* _The request_: Of the lines listed below, how many contain the string "гринку"? Answer with the number alone.

[Collected data entries]
┄┄┄┄┄┄┄┄┄┄

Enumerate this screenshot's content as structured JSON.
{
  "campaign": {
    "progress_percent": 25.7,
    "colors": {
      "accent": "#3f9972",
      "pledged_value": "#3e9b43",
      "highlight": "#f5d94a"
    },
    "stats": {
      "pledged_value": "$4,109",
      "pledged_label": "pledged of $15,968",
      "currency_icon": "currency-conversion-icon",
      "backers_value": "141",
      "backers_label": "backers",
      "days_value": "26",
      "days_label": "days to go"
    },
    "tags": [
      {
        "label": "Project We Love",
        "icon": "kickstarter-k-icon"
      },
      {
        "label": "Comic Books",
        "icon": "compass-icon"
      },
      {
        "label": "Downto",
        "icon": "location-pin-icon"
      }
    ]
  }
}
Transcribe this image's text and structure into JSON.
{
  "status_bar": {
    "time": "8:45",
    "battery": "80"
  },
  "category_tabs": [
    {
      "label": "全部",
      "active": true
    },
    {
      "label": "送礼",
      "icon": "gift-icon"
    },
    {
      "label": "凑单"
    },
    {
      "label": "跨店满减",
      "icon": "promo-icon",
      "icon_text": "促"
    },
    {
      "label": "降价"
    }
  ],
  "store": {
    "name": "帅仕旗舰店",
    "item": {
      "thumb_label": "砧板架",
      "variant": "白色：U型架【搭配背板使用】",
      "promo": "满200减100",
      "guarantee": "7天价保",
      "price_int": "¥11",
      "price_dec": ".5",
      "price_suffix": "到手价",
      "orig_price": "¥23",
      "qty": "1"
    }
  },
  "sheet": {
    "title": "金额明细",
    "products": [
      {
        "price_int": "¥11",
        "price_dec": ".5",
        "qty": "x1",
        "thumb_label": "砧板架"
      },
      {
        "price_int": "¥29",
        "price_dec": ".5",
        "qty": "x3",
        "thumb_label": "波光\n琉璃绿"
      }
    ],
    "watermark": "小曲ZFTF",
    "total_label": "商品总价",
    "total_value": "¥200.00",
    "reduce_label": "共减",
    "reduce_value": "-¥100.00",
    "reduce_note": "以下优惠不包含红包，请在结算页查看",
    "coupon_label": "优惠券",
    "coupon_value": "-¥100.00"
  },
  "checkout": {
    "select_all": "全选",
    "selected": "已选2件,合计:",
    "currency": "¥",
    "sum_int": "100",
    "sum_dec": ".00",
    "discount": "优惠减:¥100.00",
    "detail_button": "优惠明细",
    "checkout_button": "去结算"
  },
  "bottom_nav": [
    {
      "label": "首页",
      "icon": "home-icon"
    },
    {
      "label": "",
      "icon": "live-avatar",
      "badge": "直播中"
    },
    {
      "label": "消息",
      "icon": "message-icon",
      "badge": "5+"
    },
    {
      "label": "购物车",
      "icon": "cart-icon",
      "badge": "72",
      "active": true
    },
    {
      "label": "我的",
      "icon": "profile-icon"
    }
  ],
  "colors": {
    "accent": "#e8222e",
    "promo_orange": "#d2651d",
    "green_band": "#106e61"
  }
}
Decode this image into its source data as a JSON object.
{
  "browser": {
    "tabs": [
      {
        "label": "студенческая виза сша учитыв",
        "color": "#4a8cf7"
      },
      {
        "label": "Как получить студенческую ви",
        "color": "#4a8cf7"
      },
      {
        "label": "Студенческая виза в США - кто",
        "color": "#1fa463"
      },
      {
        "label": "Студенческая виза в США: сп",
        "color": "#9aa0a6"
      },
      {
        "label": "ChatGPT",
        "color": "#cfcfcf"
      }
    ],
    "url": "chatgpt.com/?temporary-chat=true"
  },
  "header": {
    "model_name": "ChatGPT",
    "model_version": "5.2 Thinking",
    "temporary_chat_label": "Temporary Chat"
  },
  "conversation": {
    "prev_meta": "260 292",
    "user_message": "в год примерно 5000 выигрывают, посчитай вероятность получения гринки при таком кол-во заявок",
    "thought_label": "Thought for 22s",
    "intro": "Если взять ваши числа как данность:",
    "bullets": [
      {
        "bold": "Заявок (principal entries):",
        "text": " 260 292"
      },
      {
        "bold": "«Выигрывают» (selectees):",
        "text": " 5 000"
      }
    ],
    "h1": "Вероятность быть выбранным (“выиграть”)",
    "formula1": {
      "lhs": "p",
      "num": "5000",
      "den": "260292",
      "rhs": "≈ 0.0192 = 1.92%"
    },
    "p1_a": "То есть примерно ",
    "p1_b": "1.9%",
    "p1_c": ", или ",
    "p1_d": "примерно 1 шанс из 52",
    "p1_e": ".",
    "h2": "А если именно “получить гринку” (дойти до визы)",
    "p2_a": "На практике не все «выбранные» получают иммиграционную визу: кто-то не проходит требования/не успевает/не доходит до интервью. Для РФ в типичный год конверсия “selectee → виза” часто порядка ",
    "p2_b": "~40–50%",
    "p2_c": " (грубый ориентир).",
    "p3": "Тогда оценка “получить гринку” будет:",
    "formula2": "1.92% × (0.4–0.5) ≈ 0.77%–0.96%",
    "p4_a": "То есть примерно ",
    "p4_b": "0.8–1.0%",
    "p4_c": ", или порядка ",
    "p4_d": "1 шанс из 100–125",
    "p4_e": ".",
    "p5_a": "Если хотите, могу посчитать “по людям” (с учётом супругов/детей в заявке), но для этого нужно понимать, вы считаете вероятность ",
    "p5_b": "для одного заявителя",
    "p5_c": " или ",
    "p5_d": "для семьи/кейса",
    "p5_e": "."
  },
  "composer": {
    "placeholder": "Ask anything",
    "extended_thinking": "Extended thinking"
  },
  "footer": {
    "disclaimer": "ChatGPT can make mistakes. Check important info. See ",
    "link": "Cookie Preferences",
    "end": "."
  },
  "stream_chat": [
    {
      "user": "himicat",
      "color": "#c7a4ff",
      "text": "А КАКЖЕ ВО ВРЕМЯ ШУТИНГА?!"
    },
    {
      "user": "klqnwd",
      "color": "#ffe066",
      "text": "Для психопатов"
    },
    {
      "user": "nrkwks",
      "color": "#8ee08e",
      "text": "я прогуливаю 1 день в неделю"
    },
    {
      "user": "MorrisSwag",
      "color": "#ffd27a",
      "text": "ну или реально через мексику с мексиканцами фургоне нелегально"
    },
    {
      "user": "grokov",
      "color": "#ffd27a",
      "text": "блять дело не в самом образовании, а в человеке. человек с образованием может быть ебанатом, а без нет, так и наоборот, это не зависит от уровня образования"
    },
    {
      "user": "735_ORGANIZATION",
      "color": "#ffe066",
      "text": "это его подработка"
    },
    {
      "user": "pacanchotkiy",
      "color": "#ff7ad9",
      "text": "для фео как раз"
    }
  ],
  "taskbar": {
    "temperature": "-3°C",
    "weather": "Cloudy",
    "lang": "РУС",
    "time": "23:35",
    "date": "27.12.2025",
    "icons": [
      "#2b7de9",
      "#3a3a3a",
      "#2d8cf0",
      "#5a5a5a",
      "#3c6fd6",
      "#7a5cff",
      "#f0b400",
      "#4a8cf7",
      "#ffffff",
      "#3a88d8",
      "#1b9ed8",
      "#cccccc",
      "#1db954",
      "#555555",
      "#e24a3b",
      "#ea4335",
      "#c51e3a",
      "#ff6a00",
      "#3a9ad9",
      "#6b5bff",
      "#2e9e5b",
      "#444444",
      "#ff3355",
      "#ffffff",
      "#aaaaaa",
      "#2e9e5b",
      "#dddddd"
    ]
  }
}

┄┄┄┄┄┄┄┄┄┄

* _Worked solution_: 2